### Your instructions
Find all the lines with "Datenträger" and gather them.

### Given data
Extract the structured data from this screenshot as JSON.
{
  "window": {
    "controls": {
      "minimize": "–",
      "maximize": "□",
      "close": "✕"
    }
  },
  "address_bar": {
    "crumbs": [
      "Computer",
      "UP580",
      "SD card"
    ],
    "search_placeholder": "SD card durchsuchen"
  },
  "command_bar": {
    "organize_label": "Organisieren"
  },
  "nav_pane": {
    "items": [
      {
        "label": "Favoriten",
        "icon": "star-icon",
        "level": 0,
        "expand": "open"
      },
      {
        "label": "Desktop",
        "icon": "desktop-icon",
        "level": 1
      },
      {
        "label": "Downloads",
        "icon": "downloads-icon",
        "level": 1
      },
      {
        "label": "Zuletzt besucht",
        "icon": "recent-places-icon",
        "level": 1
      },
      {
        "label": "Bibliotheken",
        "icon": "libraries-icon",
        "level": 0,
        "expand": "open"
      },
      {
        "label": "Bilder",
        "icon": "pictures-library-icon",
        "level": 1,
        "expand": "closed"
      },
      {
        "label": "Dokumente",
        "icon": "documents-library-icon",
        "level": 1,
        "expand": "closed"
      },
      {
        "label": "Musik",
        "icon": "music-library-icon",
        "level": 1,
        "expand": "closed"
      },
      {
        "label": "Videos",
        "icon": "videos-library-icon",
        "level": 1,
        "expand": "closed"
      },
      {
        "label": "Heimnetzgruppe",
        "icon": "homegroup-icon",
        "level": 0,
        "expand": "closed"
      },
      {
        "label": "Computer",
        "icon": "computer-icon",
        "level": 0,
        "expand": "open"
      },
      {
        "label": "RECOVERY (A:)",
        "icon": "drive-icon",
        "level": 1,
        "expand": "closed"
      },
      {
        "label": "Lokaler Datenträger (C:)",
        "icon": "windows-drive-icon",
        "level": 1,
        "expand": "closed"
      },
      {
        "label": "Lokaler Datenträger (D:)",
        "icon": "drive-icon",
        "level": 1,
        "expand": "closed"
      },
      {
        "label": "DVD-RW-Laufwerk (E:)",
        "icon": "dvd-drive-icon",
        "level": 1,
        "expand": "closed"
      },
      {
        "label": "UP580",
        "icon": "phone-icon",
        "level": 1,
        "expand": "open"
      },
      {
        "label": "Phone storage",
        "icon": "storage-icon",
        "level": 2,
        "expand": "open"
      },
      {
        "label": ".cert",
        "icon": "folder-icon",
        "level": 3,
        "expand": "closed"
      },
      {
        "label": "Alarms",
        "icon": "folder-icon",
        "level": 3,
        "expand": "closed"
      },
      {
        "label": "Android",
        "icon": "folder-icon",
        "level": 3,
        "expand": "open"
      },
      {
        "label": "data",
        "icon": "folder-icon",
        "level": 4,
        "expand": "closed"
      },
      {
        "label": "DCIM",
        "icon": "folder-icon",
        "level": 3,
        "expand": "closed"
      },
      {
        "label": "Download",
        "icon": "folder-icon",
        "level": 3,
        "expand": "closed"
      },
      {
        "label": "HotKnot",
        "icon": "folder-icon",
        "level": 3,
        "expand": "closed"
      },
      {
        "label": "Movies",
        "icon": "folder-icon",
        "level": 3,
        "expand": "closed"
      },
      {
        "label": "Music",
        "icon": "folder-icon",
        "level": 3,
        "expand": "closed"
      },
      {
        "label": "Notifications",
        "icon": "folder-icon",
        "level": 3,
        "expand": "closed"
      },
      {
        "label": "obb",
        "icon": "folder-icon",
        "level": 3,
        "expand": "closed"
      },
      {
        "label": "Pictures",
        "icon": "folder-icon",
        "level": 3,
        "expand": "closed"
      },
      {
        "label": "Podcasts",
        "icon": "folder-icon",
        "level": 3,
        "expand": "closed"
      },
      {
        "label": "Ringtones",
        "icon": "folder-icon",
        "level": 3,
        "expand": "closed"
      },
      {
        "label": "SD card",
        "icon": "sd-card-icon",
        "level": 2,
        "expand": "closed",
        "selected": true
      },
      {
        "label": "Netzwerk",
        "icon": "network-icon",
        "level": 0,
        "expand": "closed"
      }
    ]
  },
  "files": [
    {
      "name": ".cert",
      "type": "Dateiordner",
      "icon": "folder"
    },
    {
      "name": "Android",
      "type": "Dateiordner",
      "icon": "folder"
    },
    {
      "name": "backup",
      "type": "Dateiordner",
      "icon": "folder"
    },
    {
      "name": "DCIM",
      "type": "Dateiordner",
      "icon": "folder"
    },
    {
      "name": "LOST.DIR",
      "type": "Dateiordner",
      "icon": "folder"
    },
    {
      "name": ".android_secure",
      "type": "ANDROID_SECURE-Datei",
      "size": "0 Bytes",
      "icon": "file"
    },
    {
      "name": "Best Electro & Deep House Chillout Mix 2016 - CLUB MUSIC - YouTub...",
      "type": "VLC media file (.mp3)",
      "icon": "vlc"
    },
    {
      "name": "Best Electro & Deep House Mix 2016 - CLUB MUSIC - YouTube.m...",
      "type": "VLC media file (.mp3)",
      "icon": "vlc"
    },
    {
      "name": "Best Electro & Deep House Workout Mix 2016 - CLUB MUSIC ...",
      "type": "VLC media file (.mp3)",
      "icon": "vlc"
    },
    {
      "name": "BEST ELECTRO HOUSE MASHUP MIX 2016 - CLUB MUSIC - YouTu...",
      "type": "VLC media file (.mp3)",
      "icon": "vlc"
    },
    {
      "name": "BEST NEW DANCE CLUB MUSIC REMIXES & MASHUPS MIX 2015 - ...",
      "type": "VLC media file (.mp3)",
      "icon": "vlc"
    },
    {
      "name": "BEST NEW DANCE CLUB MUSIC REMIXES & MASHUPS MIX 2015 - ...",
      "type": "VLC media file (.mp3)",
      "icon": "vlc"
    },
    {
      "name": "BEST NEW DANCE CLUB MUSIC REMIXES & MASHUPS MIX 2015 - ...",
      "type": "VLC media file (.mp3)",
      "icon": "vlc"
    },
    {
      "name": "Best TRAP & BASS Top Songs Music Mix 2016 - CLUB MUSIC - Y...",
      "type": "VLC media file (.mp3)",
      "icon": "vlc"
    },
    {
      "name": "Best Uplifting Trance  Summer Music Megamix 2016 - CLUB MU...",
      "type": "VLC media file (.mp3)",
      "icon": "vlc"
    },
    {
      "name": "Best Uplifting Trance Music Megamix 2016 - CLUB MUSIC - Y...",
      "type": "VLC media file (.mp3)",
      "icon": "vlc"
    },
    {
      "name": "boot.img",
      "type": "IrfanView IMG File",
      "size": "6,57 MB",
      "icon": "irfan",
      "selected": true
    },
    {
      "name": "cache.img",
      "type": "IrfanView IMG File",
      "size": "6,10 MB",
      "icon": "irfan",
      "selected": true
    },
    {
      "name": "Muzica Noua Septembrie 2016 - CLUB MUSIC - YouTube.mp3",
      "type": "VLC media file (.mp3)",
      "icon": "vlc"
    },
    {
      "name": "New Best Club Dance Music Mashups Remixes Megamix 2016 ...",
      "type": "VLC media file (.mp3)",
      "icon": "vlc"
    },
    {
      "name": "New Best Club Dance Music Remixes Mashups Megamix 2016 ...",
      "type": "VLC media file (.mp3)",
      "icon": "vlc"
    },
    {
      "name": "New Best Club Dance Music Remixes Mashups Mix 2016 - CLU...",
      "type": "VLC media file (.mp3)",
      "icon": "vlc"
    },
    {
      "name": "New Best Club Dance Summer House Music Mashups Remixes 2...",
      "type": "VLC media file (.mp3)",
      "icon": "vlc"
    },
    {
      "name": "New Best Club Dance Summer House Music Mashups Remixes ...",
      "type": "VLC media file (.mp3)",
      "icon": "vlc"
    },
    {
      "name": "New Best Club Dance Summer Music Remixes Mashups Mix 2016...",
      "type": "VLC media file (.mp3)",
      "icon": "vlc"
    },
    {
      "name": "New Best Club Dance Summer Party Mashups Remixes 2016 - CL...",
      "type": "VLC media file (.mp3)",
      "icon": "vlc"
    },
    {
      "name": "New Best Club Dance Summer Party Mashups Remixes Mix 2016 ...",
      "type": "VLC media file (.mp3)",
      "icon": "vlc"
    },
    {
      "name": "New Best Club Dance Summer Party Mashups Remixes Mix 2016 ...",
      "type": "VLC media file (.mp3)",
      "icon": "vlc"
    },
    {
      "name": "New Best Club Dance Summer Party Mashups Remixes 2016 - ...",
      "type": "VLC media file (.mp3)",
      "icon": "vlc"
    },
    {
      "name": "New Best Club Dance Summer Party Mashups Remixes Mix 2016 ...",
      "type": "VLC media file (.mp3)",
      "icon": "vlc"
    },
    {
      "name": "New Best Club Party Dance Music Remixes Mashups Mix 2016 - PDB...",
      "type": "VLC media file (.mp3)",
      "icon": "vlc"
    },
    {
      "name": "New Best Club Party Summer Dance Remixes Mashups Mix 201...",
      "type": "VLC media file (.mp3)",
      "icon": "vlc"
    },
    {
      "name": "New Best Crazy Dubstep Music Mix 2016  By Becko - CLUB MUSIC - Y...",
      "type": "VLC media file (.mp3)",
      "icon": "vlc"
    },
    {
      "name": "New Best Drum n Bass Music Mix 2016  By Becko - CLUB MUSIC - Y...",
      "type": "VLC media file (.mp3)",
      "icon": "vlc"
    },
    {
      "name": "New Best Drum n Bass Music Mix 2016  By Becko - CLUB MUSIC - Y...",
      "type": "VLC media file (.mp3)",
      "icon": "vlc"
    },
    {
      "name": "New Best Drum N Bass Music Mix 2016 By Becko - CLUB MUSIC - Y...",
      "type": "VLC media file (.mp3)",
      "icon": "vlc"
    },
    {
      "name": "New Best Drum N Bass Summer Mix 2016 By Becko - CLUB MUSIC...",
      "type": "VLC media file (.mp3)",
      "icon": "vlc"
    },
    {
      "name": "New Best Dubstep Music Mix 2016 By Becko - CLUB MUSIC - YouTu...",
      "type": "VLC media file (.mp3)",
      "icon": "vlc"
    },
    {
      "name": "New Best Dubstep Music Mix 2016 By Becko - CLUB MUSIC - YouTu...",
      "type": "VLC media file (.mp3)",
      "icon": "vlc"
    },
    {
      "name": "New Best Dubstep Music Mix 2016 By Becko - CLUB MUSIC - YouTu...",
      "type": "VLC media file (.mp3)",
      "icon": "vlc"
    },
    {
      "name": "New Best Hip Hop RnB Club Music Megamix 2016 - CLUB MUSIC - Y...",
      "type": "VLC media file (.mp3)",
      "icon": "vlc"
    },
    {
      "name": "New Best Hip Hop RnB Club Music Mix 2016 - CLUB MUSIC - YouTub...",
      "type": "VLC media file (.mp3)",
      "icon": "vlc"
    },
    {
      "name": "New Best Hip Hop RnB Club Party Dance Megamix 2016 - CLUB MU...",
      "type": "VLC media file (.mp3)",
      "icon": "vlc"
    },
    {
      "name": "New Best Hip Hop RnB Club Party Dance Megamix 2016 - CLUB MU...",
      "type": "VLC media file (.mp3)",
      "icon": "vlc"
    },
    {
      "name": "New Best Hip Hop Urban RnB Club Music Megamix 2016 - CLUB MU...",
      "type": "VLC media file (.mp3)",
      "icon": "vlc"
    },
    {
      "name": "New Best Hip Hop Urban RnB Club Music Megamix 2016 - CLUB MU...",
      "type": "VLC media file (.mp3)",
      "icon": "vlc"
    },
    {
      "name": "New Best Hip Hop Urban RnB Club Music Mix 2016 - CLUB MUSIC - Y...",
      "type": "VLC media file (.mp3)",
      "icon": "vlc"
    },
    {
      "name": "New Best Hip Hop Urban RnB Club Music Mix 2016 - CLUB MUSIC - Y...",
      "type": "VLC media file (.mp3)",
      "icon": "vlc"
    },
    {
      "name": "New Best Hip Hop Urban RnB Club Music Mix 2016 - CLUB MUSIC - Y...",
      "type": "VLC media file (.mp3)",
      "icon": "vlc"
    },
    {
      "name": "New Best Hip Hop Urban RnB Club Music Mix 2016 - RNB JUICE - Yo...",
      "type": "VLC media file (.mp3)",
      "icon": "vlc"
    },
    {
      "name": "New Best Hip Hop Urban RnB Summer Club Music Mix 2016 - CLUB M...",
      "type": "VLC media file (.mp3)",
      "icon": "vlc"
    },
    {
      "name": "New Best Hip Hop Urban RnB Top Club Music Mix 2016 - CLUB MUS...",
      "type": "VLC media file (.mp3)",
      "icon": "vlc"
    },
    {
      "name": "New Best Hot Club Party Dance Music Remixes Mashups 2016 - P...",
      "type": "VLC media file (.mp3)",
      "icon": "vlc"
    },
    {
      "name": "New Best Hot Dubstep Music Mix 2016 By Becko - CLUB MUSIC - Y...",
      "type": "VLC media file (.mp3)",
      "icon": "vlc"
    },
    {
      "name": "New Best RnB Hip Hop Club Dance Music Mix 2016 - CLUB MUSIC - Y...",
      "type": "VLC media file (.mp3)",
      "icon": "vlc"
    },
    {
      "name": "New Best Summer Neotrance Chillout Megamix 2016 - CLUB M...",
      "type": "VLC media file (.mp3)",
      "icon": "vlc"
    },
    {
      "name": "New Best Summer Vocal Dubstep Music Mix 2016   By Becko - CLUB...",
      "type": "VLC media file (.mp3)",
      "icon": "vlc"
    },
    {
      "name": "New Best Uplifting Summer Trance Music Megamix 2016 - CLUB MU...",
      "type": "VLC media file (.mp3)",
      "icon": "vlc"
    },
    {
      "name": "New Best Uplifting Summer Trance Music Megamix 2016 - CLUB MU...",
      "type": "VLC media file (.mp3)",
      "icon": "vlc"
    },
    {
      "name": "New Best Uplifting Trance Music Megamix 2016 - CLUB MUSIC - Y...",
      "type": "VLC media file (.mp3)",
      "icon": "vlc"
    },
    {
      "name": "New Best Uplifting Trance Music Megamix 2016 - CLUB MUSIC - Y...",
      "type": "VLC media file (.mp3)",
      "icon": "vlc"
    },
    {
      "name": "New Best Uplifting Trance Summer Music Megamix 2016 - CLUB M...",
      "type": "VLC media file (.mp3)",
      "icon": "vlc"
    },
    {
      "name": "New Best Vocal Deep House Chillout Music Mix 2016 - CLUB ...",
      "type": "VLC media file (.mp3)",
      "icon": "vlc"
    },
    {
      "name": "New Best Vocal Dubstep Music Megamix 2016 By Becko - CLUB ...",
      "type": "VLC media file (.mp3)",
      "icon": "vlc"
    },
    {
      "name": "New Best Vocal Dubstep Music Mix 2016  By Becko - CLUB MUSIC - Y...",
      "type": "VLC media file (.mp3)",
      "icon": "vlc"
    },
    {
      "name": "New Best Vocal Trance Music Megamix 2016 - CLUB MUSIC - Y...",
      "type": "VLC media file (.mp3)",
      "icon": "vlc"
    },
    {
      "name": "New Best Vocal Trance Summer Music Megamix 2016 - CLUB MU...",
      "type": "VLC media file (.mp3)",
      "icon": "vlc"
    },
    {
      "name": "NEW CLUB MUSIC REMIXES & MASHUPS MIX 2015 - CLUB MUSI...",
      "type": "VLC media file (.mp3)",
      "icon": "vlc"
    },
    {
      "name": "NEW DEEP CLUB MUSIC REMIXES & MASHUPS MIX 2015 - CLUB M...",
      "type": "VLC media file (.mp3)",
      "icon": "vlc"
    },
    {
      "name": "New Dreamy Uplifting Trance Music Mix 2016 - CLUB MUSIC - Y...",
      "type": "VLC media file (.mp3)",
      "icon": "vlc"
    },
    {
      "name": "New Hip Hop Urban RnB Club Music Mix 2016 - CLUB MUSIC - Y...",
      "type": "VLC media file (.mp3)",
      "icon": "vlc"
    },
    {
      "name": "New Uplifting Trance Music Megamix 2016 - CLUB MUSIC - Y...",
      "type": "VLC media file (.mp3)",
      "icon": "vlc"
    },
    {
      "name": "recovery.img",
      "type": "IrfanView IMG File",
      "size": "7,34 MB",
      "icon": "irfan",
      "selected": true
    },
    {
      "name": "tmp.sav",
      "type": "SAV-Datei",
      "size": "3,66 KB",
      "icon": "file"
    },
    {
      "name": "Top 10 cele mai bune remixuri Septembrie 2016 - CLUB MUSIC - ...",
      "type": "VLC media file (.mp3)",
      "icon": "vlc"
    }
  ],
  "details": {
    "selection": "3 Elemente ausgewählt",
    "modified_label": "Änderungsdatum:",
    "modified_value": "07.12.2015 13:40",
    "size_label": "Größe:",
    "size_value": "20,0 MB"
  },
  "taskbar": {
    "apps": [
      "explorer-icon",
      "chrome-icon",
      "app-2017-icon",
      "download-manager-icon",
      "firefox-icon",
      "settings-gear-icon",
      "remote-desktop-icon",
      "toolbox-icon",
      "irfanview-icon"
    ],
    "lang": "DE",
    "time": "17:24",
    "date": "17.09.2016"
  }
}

### Final result
        "label": "Lokaler Datenträger (C:)",
        "label": "Lokaler Datenträger (D:)",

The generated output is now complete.